Requirement:
Locate the string "проектов" throughout the material and copy every line in which it occurs.

:: Entries supplied

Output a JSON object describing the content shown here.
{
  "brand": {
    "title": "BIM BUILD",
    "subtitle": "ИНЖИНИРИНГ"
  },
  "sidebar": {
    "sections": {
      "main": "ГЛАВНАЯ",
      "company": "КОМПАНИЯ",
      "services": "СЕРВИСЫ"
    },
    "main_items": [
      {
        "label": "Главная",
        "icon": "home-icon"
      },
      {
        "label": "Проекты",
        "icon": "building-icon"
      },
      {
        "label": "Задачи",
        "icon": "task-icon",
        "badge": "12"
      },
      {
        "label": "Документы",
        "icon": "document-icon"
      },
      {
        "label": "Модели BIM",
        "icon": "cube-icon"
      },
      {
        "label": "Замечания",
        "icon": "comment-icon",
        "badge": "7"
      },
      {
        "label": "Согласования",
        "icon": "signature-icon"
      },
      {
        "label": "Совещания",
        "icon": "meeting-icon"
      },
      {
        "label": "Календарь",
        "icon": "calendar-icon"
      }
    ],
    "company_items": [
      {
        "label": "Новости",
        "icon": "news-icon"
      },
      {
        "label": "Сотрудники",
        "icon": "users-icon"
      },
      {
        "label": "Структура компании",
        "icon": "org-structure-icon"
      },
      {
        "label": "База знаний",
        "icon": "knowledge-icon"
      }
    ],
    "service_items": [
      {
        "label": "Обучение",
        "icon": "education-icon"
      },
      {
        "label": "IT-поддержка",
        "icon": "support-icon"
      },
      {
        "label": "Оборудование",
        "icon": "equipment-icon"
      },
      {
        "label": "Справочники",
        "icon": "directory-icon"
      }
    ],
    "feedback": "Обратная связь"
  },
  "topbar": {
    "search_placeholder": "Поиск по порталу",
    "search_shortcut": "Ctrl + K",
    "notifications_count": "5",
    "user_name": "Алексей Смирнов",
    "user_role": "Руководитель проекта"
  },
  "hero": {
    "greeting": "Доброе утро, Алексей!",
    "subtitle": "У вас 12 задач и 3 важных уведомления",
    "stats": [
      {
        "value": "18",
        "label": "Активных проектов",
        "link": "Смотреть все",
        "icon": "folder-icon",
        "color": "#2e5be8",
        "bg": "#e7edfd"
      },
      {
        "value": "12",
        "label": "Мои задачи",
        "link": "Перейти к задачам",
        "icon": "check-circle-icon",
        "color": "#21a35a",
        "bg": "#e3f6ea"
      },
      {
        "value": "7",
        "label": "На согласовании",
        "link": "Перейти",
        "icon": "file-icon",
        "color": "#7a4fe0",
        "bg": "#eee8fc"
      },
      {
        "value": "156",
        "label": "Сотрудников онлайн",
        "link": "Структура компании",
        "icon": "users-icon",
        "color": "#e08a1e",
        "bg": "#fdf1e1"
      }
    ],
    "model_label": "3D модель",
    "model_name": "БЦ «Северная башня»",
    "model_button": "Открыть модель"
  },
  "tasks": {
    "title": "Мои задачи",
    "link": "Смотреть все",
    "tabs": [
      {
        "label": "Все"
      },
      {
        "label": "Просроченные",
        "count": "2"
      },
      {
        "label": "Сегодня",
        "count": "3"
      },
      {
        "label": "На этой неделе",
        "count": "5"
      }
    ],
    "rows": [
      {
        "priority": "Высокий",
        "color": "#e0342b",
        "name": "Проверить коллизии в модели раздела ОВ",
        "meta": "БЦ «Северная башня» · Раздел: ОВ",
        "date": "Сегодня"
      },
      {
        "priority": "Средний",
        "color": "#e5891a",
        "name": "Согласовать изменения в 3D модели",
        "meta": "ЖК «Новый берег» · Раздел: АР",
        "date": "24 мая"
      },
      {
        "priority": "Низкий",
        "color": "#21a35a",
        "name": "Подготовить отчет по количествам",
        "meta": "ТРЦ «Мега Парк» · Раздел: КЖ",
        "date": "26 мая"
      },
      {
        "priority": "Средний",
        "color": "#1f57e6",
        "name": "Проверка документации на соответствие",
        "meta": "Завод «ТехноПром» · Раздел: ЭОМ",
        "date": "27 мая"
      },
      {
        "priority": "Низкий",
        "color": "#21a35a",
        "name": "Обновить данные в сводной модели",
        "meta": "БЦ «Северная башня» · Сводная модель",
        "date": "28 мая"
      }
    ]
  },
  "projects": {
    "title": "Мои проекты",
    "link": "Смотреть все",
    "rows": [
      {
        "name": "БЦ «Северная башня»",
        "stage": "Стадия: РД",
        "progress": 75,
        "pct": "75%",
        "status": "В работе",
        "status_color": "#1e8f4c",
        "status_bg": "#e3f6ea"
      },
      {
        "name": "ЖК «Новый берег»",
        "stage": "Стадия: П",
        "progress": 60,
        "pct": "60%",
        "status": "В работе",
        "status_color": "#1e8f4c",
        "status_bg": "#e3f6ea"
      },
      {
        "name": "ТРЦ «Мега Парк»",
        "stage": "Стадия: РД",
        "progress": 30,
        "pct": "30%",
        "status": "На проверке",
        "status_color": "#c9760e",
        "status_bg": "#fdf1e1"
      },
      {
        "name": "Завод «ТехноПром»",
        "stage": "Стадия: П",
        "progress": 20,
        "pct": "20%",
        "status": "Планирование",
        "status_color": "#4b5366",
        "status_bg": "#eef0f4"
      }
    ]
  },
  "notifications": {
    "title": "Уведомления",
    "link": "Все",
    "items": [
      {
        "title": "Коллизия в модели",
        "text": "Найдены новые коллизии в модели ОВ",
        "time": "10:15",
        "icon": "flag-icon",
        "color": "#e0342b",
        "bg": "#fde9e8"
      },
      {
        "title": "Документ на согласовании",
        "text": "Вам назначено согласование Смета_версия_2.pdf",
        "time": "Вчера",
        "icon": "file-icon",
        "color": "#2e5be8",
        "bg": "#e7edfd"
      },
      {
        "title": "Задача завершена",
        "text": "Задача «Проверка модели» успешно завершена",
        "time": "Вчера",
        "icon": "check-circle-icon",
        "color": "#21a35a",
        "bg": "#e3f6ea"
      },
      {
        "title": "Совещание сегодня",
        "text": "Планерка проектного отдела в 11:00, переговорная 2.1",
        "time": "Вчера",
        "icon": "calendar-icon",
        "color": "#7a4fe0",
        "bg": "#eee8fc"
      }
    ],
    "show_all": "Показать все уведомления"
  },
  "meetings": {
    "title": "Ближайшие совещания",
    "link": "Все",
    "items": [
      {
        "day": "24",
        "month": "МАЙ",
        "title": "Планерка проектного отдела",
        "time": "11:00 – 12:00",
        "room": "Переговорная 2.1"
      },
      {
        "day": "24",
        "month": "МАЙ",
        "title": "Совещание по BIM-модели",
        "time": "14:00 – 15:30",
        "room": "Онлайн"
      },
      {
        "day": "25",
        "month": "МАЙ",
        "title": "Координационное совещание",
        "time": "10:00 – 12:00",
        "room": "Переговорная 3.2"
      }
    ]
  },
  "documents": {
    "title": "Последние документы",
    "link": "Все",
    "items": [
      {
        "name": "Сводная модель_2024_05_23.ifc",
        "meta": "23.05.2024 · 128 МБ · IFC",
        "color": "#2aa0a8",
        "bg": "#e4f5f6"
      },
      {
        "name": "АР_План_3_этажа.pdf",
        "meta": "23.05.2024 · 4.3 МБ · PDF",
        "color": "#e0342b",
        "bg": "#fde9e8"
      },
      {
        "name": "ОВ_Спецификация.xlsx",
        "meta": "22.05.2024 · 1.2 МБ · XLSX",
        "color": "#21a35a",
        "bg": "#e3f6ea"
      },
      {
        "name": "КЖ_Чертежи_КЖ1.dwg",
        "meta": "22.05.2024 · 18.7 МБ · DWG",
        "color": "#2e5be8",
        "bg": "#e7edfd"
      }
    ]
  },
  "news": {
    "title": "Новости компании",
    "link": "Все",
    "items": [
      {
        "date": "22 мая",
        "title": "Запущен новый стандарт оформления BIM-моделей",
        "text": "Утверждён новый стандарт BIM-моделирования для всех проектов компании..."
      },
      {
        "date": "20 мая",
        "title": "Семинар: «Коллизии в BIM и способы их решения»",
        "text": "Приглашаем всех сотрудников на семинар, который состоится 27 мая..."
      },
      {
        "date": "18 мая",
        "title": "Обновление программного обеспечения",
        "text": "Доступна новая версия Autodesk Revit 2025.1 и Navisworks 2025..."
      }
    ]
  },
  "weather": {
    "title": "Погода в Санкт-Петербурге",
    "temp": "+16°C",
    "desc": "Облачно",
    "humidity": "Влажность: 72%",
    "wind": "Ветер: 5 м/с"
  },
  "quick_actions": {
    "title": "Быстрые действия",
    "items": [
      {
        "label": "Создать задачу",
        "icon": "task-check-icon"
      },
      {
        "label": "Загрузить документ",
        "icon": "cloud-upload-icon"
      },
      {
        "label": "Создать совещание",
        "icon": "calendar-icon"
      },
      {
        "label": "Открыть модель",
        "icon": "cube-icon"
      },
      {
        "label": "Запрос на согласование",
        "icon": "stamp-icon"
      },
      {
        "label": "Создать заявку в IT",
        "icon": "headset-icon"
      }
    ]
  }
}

::::

Solved problem:
        "label": "Активных проектов",
        "text": "Утверждён новый стандарт BIM-моделирования для всех проектов компании..."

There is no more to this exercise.